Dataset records

** START **

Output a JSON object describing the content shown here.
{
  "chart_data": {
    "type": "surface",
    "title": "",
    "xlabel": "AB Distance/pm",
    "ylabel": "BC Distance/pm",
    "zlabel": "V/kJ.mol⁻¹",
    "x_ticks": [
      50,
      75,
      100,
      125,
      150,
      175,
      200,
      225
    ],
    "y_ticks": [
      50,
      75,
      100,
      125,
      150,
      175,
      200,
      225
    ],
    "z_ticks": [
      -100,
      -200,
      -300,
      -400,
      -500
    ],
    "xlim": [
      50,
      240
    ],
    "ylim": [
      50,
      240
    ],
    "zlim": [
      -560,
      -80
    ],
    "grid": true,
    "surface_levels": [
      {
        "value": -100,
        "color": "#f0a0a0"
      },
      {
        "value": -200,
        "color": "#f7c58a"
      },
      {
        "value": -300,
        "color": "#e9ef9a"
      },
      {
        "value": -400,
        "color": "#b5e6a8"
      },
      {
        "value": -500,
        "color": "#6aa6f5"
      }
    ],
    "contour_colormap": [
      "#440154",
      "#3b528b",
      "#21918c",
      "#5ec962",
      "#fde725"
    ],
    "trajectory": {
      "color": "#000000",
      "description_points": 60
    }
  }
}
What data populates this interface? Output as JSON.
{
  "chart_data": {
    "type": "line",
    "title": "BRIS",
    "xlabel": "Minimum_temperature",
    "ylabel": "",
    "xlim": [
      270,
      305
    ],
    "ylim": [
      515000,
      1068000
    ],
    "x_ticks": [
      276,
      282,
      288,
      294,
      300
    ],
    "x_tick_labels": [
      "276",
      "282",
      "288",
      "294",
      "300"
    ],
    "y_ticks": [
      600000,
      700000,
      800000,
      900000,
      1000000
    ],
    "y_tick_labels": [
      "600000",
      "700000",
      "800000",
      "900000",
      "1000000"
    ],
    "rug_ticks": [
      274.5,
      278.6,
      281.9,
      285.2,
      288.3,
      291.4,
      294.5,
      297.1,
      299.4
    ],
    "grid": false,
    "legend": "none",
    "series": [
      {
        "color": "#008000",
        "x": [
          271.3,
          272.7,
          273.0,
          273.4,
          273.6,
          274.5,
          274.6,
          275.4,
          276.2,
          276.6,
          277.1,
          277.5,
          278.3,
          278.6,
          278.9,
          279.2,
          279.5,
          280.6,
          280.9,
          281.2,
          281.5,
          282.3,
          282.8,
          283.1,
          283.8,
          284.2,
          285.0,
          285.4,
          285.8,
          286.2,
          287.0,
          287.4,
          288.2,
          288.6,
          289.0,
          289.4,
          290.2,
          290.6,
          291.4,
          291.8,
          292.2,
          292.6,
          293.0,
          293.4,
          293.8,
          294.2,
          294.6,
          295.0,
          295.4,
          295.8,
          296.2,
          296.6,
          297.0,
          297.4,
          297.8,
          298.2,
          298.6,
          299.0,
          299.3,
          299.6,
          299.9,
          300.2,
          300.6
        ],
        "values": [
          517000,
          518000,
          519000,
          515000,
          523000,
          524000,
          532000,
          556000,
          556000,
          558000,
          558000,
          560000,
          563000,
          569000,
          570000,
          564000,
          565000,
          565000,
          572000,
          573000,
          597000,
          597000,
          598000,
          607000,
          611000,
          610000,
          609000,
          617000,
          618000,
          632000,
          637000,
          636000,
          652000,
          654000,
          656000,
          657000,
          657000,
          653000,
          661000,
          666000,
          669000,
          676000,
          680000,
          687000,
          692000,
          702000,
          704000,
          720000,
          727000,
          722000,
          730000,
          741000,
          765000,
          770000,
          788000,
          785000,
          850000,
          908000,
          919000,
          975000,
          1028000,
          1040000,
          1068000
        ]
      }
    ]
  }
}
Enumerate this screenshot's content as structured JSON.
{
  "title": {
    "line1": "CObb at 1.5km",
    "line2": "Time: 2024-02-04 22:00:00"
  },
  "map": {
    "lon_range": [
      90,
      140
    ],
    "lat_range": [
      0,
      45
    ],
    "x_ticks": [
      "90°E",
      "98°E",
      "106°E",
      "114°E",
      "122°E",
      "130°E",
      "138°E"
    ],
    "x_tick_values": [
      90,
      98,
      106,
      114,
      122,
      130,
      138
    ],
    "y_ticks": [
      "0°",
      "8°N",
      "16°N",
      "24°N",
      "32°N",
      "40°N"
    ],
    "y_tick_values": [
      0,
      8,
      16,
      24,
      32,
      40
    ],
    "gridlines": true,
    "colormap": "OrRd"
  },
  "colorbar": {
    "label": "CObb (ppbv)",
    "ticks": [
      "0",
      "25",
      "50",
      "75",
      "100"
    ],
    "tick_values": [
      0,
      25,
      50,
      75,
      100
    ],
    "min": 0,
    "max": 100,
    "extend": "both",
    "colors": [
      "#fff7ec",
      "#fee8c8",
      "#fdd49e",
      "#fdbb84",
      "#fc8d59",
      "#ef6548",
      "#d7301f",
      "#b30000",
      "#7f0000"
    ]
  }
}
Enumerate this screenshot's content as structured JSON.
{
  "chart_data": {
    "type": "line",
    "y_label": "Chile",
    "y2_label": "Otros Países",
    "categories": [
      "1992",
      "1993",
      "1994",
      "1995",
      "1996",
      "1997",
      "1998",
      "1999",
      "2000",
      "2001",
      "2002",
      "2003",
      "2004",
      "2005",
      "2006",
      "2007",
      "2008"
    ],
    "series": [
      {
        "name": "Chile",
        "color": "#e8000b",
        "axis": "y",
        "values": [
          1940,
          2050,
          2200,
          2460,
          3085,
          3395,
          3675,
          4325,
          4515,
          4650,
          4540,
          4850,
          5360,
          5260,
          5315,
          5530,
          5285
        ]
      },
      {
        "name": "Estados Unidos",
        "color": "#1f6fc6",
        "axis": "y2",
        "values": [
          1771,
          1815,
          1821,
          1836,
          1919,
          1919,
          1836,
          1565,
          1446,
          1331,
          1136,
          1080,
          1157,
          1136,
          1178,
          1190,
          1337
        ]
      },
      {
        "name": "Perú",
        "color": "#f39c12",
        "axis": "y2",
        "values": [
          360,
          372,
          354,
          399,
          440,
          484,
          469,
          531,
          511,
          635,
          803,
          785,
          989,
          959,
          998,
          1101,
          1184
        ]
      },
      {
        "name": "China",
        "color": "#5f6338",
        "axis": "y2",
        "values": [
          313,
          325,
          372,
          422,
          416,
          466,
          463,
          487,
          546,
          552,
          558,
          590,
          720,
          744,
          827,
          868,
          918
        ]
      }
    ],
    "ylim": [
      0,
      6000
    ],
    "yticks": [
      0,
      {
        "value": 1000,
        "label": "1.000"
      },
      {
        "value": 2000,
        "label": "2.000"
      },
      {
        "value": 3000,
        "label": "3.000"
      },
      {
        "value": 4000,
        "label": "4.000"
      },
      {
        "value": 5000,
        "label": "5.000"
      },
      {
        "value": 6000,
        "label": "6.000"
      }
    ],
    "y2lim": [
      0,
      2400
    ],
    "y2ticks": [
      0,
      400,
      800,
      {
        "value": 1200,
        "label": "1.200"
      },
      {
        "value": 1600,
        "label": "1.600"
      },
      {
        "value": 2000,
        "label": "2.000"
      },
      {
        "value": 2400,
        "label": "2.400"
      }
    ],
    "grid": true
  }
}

** END **

Retype all the records, matching them exactly.

Output a JSON object describing the content shown here.
{
  "chart_data": {
    "type": "surface",
    "title": "",
    "xlabel": "AB Distance/pm",
    "ylabel": "BC Distance/pm",
    "zlabel": "V/kJ.mol⁻¹",
    "x_ticks": [
      50,
      75,
      100,
      125,
      150,
      175,
      200,
      225
    ],
    "y_ticks": [
      50,
      75,
      100,
      125,
      150,
      175,
      200,
      225
    ],
    "z_ticks": [
      -100,
      -200,
      -300,
      -400,
      -500
    ],
    "xlim": [
      50,
      240
    ],
    "ylim": [
      50,
      240
    ],
    "zlim": [
      -560,
      -80
    ],
    "grid": true,
    "surface_levels": [
      {
        "value": -100,
        "color": "#f0a0a0"
      },
      {
        "value": -200,
        "color": "#f7c58a"
      },
      {
        "value": -300,
        "color": "#e9ef9a"
      },
      {
        "value": -400,
        "color": "#b5e6a8"
      },
      {
        "value": -500,
        "color": "#6aa6f5"
      }
    ],
    "contour_colormap": [
      "#440154",
      "#3b528b",
      "#21918c",
      "#5ec962",
      "#fde725"
    ],
    "trajectory": {
      "color": "#000000",
      "description_points": 60
    }
  }
}
What data populates this interface? Output as JSON.
{
  "chart_data": {
    "type": "line",
    "title": "BRIS",
    "xlabel": "Minimum_temperature",
    "ylabel": "",
    "xlim": [
      270,
      305
    ],
    "ylim": [
      515000,
      1068000
    ],
    "x_ticks": [
      276,
      282,
      288,
      294,
      300
    ],
    "x_tick_labels": [
      "276",
      "282",
      "288",
      "294",
      "300"
    ],
    "y_ticks": [
      600000,
      700000,
      800000,
      900000,
      1000000
    ],
    "y_tick_labels": [
      "600000",
      "700000",
      "800000",
      "900000",
      "1000000"
    ],
    "rug_ticks": [
      274.5,
      278.6,
      281.9,
      285.2,
      288.3,
      291.4,
      294.5,
      297.1,
      299.4
    ],
    "grid": false,
    "legend": "none",
    "series": [
      {
        "color": "#008000",
        "x": [
          271.3,
          272.7,
          273.0,
          273.4,
          273.6,
          274.5,
          274.6,
          275.4,
          276.2,
          276.6,
          277.1,
          277.5,
          278.3,
          278.6,
          278.9,
          279.2,
          279.5,
          280.6,
          280.9,
          281.2,
          281.5,
          282.3,
          282.8,
          283.1,
          283.8,
          284.2,
          285.0,
          285.4,
          285.8,
          286.2,
          287.0,
          287.4,
          288.2,
          288.6,
          289.0,
          289.4,
          290.2,
          290.6,
          291.4,
          291.8,
          292.2,
          292.6,
          293.0,
          293.4,
          293.8,
          294.2,
          294.6,
          295.0,
          295.4,
          295.8,
          296.2,
          296.6,
          297.0,
          297.4,
          297.8,
          298.2,
          298.6,
          299.0,
          299.3,
          299.6,
          299.9,
          300.2,
          300.6
        ],
        "values": [
          517000,
          518000,
          519000,
          515000,
          523000,
          524000,
          532000,
          556000,
          556000,
          558000,
          558000,
          560000,
          563000,
          569000,
          570000,
          564000,
          565000,
          565000,
          572000,
          573000,
          597000,
          597000,
          598000,
          607000,
          611000,
          610000,
          609000,
          617000,
          618000,
          632000,
          637000,
          636000,
          652000,
          654000,
          656000,
          657000,
          657000,
          653000,
          661000,
          666000,
          669000,
          676000,
          680000,
          687000,
          692000,
          702000,
          704000,
          720000,
          727000,
          722000,
          730000,
          741000,
          765000,
          770000,
          788000,
          785000,
          850000,
          908000,
          919000,
          975000,
          1028000,
          1040000,
          1068000
        ]
      }
    ]
  }
}
Enumerate this screenshot's content as structured JSON.
{
  "title": {
    "line1": "CObb at 1.5km",
    "line2": "Time: 2024-02-04 22:00:00"
  },
  "map": {
    "lon_range": [
      90,
      140
    ],
    "lat_range": [
      0,
      45
    ],
    "x_ticks": [
      "90°E",
      "98°E",
      "106°E",
      "114°E",
      "122°E",
      "130°E",
      "138°E"
    ],
    "x_tick_values": [
      90,
      98,
      106,
      114,
      122,
      130,
      138
    ],
    "y_ticks": [
      "0°",
      "8°N",
      "16°N",
      "24°N",
      "32°N",
      "40°N"
    ],
    "y_tick_values": [
      0,
      8,
      16,
      24,
      32,
      40
    ],
    "gridlines": true,
    "colormap": "OrRd"
  },
  "colorbar": {
    "label": "CObb (ppbv)",
    "ticks": [
      "0",
      "25",
      "50",
      "75",
      "100"
    ],
    "tick_values": [
      0,
      25,
      50,
      75,
      100
    ],
    "min": 0,
    "max": 100,
    "extend": "both",
    "colors": [
      "#fff7ec",
      "#fee8c8",
      "#fdd49e",
      "#fdbb84",
      "#fc8d59",
      "#ef6548",
      "#d7301f",
      "#b30000",
      "#7f0000"
    ]
  }
}
Enumerate this screenshot's content as structured JSON.
{
  "chart_data": {
    "type": "line",
    "y_label": "Chile",
    "y2_label": "Otros Países",
    "categories": [
      "1992",
      "1993",
      "1994",
      "1995",
      "1996",
      "1997",
      "1998",
      "1999",
      "2000",
      "2001",
      "2002",
      "2003",
      "2004",
      "2005",
      "2006",
      "2007",
      "2008"
    ],
    "series": [
      {
        "name": "Chile",
        "color": "#e8000b",
        "axis": "y",
        "values": [
          1940,
          2050,
          2200,
          2460,
          3085,
          3395,
          3675,
          4325,
          4515,
          4650,
          4540,
          4850,
          5360,
          5260,
          5315,
          5530,
          5285
        ]
      },
      {
        "name": "Estados Unidos",
        "color": "#1f6fc6",
        "axis": "y2",
        "values": [
          1771,
          1815,
          1821,
          1836,
          1919,
          1919,
          1836,
          1565,
          1446,
          1331,
          1136,
          1080,
          1157,
          1136,
          1178,
          1190,
          1337
        ]
      },
      {
        "name": "Perú",
        "color": "#f39c12",
        "axis": "y2",
        "values": [
          360,
          372,
          354,
          399,
          440,
          484,
          469,
          531,
          511,
          635,
          803,
          785,
          989,
          959,
          998,
          1101,
          1184
        ]
      },
      {
        "name": "China",
        "color": "#5f6338",
        "axis": "y2",
        "values": [
          313,
          325,
          372,
          422,
          416,
          466,
          463,
          487,
          546,
          552,
          558,
          590,
          720,
          744,
          827,
          868,
          918
        ]
      }
    ],
    "ylim": [
      0,
      6000
    ],
    "yticks": [
      0,
      {
        "value": 1000,
        "label": "1.000"
      },
      {
        "value": 2000,
        "label": "2.000"
      },
      {
        "value": 3000,
        "label": "3.000"
      },
      {
        "value": 4000,
        "label": "4.000"
      },
      {
        "value": 5000,
        "label": "5.000"
      },
      {
        "value": 6000,
        "label": "6.000"
      }
    ],
    "y2lim": [
      0,
      2400
    ],
    "y2ticks": [
      0,
      400,
      800,
      {
        "value": 1200,
        "label": "1.200"
      },
      {
        "value": 1600,
        "label": "1.600"
      },
      {
        "value": 2000,
        "label": "2.000"
      },
      {
        "value": 2400,
        "label": "2.400"
      }
    ],
    "grid": true
  }
}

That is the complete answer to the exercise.